Teks yang Diberikan ▸
______

B.     Subjek Dan Objek Hipotek Kapal Laut
Ada dua pihak yang terkait dalam perjanjian pembebanan hipotek kapal laut, yaitu pemberi hipotek (Hypotheekgever) dan penerima hipotek. Pemberi hipotek adalah mereka yang sebagai jaminan memberikan suatu hak kebendaan/zakelijke recht (hipotek), atas bendanya yang tidak bergerak, biasanya mereka mengadakan suatu utang yang terikat pada hipotek, tetapi hipotek atas beban pihak ketiga. Penerima hipotek disebut juga hypotheekbank, hypotheekhouder atau hypotheeknemer. Hypothekhouder atau hypotheeknemer, yaitu pihak yang menerima hipotek, pihak yang meminjamkan uang di bawah ikatan hipotek. Biasanya yang menerima hipotek ini adalah lembaga perbankan dan lembaga keuangan non bank.
Hypotheekbank adalah lembaga kredit dengan jaminan tanah, bank yang khusus memberikan pinjaman uang untuk benda tidak bergerak, kapal laut, kapal terbang dan dari segi mengeluarkan surat-surat gadai. Objek hipotek diatur pasal 1164 KUHPerdata. Objek hipotek yaitu:
1.    Benda-benda tak bergerak yang dapat dipindah tangankan beserta segala perlengkapannya.
2.    Hak pakai hasil atas benda-benda tersebut beserta segala perlengkapannya.
3.    Hak numpang karang dan hak usaha .
4.    Bunga tanah, baik yang dibayar dengan uang maupun yang dibayar dengan hasil tanah.
5.    Bunga seperti semula.
6.    Pasar-pasar yag diakui oleh pemerintah, beserta hak-hak asli merupakan yang melekat padanya.

______

Daftar yang Ditampilkan ▸

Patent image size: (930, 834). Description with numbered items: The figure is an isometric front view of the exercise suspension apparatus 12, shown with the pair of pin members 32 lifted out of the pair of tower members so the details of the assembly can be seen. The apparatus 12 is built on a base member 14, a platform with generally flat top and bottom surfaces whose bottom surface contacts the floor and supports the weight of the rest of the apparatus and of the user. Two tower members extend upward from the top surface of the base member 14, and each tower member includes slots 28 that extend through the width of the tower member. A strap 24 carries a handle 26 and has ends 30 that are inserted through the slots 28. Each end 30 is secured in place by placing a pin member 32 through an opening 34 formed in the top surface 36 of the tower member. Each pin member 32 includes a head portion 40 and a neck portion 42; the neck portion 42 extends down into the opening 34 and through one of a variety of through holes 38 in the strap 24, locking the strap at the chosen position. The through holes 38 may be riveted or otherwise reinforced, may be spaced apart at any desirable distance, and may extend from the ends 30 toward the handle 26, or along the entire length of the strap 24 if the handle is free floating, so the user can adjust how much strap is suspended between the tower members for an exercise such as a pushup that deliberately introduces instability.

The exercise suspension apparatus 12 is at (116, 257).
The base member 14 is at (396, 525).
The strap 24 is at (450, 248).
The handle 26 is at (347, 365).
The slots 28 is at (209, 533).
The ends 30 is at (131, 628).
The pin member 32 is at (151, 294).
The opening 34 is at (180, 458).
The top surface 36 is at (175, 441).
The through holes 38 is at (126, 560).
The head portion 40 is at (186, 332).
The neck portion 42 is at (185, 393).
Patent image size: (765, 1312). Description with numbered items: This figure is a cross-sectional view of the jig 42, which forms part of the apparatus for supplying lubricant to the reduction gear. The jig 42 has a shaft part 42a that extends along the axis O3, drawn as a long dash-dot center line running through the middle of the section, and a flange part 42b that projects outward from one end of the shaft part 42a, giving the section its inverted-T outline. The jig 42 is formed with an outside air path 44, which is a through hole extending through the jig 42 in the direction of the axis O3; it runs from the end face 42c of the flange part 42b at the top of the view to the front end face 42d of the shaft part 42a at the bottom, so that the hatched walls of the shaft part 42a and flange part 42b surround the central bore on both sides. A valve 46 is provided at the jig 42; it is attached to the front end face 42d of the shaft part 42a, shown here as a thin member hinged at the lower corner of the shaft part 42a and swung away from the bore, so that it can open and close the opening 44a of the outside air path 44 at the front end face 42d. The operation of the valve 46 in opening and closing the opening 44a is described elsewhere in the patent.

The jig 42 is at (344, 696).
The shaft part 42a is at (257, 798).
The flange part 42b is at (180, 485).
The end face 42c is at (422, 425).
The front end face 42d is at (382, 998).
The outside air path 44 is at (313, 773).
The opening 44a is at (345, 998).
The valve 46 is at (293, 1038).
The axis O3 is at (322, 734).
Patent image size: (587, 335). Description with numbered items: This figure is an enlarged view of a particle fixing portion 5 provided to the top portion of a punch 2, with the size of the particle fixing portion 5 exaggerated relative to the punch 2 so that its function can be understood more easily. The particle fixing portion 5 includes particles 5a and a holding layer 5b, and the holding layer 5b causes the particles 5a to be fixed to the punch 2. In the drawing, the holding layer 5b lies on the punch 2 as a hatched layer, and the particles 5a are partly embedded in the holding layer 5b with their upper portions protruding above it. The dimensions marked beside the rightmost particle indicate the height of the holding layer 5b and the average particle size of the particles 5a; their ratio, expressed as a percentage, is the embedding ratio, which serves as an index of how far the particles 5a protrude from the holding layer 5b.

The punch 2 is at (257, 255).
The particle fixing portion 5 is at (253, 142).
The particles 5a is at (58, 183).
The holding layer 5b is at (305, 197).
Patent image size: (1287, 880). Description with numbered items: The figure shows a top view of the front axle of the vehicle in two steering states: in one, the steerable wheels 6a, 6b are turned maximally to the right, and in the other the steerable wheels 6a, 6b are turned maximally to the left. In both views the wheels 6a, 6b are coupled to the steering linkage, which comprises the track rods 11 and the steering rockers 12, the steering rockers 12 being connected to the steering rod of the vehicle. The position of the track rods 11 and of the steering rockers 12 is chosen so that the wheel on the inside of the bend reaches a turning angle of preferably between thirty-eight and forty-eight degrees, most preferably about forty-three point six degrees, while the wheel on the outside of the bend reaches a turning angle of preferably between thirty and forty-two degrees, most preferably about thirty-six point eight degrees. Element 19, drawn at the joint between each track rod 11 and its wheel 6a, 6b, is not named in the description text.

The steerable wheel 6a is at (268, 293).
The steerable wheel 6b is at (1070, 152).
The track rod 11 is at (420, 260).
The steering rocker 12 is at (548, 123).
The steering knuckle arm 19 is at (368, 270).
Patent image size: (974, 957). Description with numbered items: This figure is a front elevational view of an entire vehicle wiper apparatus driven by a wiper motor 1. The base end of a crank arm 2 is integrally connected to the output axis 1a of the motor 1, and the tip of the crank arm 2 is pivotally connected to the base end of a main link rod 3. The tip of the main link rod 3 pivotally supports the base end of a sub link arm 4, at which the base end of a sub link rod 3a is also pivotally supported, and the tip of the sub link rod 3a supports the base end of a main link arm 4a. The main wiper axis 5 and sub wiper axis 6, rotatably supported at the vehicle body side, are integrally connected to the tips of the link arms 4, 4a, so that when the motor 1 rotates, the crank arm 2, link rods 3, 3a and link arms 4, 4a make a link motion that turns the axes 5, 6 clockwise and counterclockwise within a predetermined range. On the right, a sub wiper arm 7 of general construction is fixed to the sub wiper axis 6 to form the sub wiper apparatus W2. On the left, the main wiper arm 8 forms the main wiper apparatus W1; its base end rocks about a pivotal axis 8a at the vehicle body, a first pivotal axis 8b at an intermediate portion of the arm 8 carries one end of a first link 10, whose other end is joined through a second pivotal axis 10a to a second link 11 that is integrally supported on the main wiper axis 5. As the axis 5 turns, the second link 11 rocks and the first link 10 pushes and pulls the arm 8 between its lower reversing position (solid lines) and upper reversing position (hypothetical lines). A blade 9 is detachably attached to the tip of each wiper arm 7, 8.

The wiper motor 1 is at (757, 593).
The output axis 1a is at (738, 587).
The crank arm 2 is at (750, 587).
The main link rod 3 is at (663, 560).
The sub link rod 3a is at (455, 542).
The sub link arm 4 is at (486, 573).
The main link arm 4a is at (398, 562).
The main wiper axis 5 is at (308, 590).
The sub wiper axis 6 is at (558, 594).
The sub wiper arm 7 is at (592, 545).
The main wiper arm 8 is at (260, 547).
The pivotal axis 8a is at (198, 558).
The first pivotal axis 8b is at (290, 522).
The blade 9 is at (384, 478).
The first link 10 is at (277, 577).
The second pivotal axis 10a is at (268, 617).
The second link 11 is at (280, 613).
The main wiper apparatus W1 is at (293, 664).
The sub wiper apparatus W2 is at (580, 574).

______

Menurut teks tentang hipotek kapal laut, pasal KUHPerdata manakah yang mengatur objek hipotek? Daftar di atas merupakan bahan tersendiri yang terpisah dari teks.

Jawaban yang Diharapkan ▸
Pasal 1164 KUHPerdata.